> [Records provided]
++++++++++++++++++++

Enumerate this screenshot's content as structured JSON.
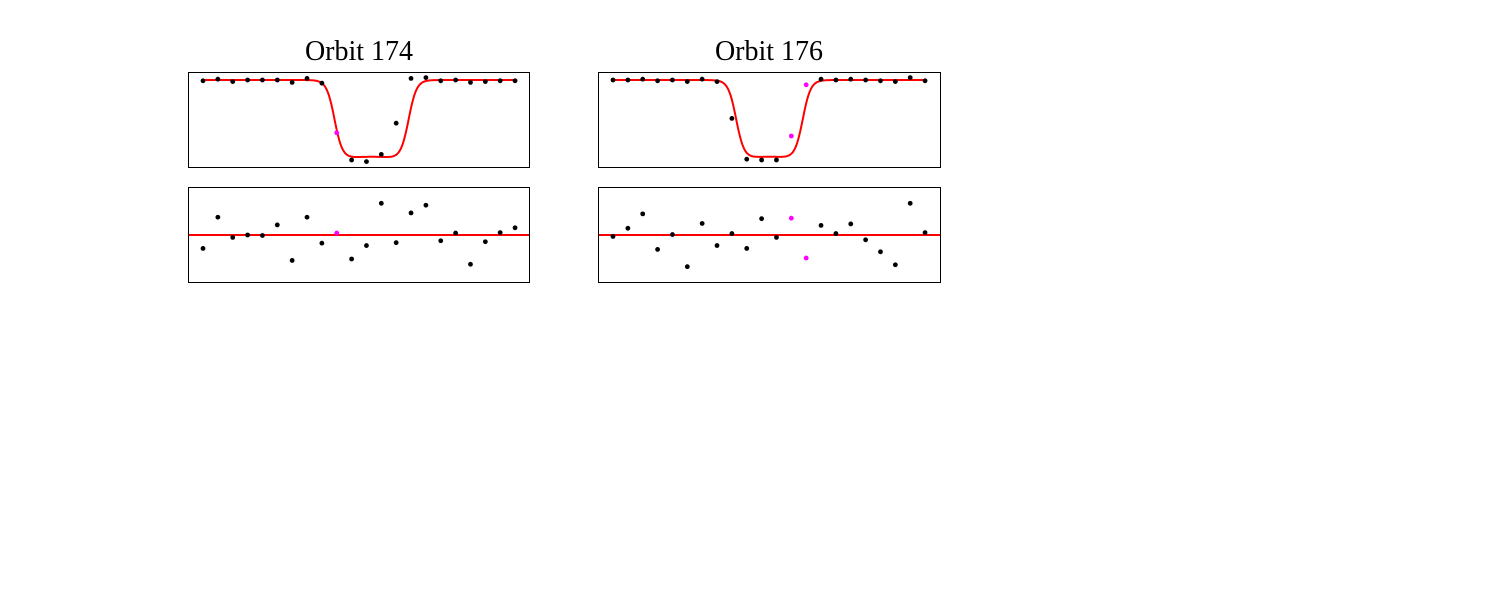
{
  "colors": {
    "model": "#ff0000",
    "point": "#000000",
    "highlight": "#ff00ff",
    "frame": "#000000"
  },
  "chart_data": [
    {
      "type": "scatter",
      "title": "Orbit 174",
      "xlabel": "",
      "ylabel": "",
      "grid": false,
      "panels": [
        {
          "name": "light-curve",
          "ylim": [
            -0.1,
            1.1
          ],
          "model": {
            "ingress_center": 8.86,
            "egress_center": 13.83,
            "width": 0.45,
            "depth": 1.0,
            "rounding": 0.04
          },
          "series": [
            {
              "name": "data",
              "x": [
                0,
                1,
                2,
                3,
                4,
                5,
                6,
                7,
                8,
                10,
                11,
                12,
                13,
                14,
                15,
                16,
                17,
                18,
                19,
                20,
                21
              ],
              "y": [
                0.99,
                1.01,
                0.98,
                1.0,
                1.0,
                1.0,
                0.97,
                1.02,
                0.96,
                0.0,
                -0.02,
                0.07,
                0.46,
                1.02,
                1.03,
                0.99,
                1.0,
                0.97,
                0.98,
                0.99,
                0.99
              ]
            },
            {
              "name": "highlighted",
              "x": [
                9
              ],
              "y": [
                0.34
              ]
            }
          ]
        },
        {
          "name": "residuals",
          "ylim": [
            -1.0,
            1.0
          ],
          "zero_line": 0,
          "series": [
            {
              "name": "data",
              "x": [
                0,
                1,
                2,
                3,
                4,
                5,
                6,
                7,
                8,
                10,
                11,
                12,
                13,
                14,
                15,
                16,
                17,
                18,
                19,
                20,
                21
              ],
              "y": [
                -0.28,
                0.37,
                -0.05,
                0.0,
                -0.01,
                0.21,
                -0.53,
                0.37,
                -0.17,
                -0.5,
                -0.22,
                0.66,
                -0.16,
                0.46,
                0.62,
                -0.12,
                0.04,
                -0.61,
                -0.14,
                0.05,
                0.15
              ]
            },
            {
              "name": "highlighted",
              "x": [
                9
              ],
              "y": [
                0.04
              ]
            }
          ]
        }
      ]
    },
    {
      "type": "scatter",
      "title": "Orbit 176",
      "xlabel": "",
      "ylabel": "",
      "grid": false,
      "panels": [
        {
          "name": "light-curve",
          "ylim": [
            -0.1,
            1.1
          ],
          "model": {
            "ingress_center": 8.3,
            "egress_center": 12.76,
            "width": 0.45,
            "depth": 1.0,
            "rounding": 0.04
          },
          "series": [
            {
              "name": "data",
              "x": [
                0,
                1,
                2,
                3,
                4,
                5,
                6,
                7,
                8,
                9,
                10,
                11,
                14,
                15,
                16,
                17,
                18,
                19,
                20,
                21
              ],
              "y": [
                1.0,
                1.0,
                1.01,
                0.99,
                1.0,
                0.98,
                1.01,
                0.98,
                0.52,
                0.01,
                0.0,
                0.0,
                1.01,
                1.0,
                1.01,
                1.0,
                0.99,
                0.98,
                1.03,
                0.99
              ]
            },
            {
              "name": "highlighted",
              "x": [
                12,
                13
              ],
              "y": [
                0.3,
                0.94
              ]
            }
          ]
        },
        {
          "name": "residuals",
          "ylim": [
            -1.0,
            1.0
          ],
          "zero_line": 0,
          "series": [
            {
              "name": "data",
              "x": [
                0,
                1,
                2,
                3,
                4,
                5,
                6,
                7,
                8,
                9,
                10,
                11,
                14,
                15,
                16,
                17,
                18,
                19,
                20,
                21
              ],
              "y": [
                -0.03,
                0.14,
                0.44,
                -0.3,
                0.01,
                -0.66,
                0.24,
                -0.22,
                0.03,
                -0.28,
                0.34,
                -0.05,
                0.2,
                0.03,
                0.23,
                -0.1,
                -0.35,
                -0.62,
                0.66,
                0.05
              ]
            },
            {
              "name": "highlighted",
              "x": [
                12,
                13
              ],
              "y": [
                0.35,
                -0.48
              ]
            }
          ]
        }
      ]
    }
  ]
}
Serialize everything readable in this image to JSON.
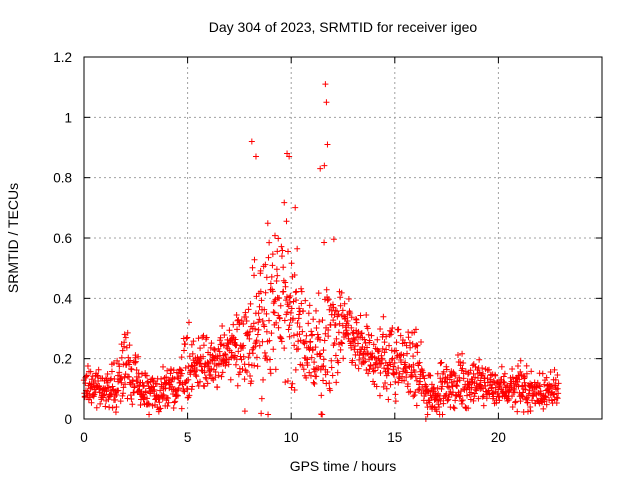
{
  "chart_data": {
    "type": "scatter",
    "title": "Day 304 of 2023, SRMTID for receiver igeo",
    "xlabel": "GPS time / hours",
    "ylabel": "SRMTID / TECUs",
    "xlim": [
      0,
      25
    ],
    "ylim": [
      0,
      1.2
    ],
    "x_ticks": [
      0,
      5,
      10,
      15,
      20
    ],
    "x_tick_labels": [
      "0",
      "5",
      "10",
      "15",
      "20"
    ],
    "y_ticks": [
      0,
      0.2,
      0.4,
      0.6,
      0.8,
      1.0,
      1.2
    ],
    "y_tick_labels": [
      "0",
      "0.2",
      "0.4",
      "0.6",
      "0.8",
      "1",
      "1.2"
    ],
    "grid": true,
    "marker": "+",
    "marker_color": "#ff0000",
    "x_range_of_data": [
      0,
      22.9
    ],
    "notable_points": {
      "x": [
        8.1,
        8.3,
        9.8,
        9.9,
        11.4,
        11.6,
        11.65,
        11.7,
        11.75,
        16.5
      ],
      "y": [
        0.92,
        0.87,
        0.88,
        0.87,
        0.83,
        0.84,
        1.11,
        1.05,
        0.91,
        0.0
      ]
    },
    "profile": {
      "x": [
        0,
        0.5,
        1,
        1.5,
        2,
        2.5,
        3,
        3.5,
        4,
        4.5,
        5,
        5.5,
        6,
        6.5,
        7,
        7.5,
        8,
        8.5,
        9,
        9.5,
        10,
        10.5,
        11,
        11.5,
        12,
        12.5,
        13,
        13.5,
        14,
        14.5,
        15,
        15.5,
        16,
        16.5,
        17,
        17.5,
        18,
        18.5,
        19,
        19.5,
        20,
        20.5,
        21,
        21.5,
        22,
        22.9
      ],
      "median": [
        0.11,
        0.1,
        0.1,
        0.11,
        0.18,
        0.12,
        0.08,
        0.08,
        0.09,
        0.12,
        0.17,
        0.16,
        0.18,
        0.2,
        0.22,
        0.24,
        0.26,
        0.3,
        0.35,
        0.38,
        0.36,
        0.3,
        0.2,
        0.18,
        0.28,
        0.3,
        0.26,
        0.22,
        0.2,
        0.2,
        0.19,
        0.18,
        0.17,
        0.09,
        0.09,
        0.1,
        0.12,
        0.11,
        0.12,
        0.11,
        0.11,
        0.1,
        0.1,
        0.09,
        0.09,
        0.09
      ],
      "spread": [
        0.04,
        0.04,
        0.04,
        0.05,
        0.07,
        0.05,
        0.04,
        0.04,
        0.04,
        0.06,
        0.08,
        0.06,
        0.07,
        0.06,
        0.06,
        0.08,
        0.14,
        0.18,
        0.18,
        0.15,
        0.16,
        0.12,
        0.08,
        0.15,
        0.12,
        0.08,
        0.07,
        0.06,
        0.07,
        0.08,
        0.08,
        0.06,
        0.09,
        0.05,
        0.05,
        0.05,
        0.05,
        0.05,
        0.05,
        0.04,
        0.04,
        0.04,
        0.04,
        0.04,
        0.04,
        0.04
      ]
    }
  }
}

++++++++++++++++++++

Write out every line from the entries where "this" appears.

Enumerate this screenshot's content as structured JSON.
Serialize everything readable in this image to JSON.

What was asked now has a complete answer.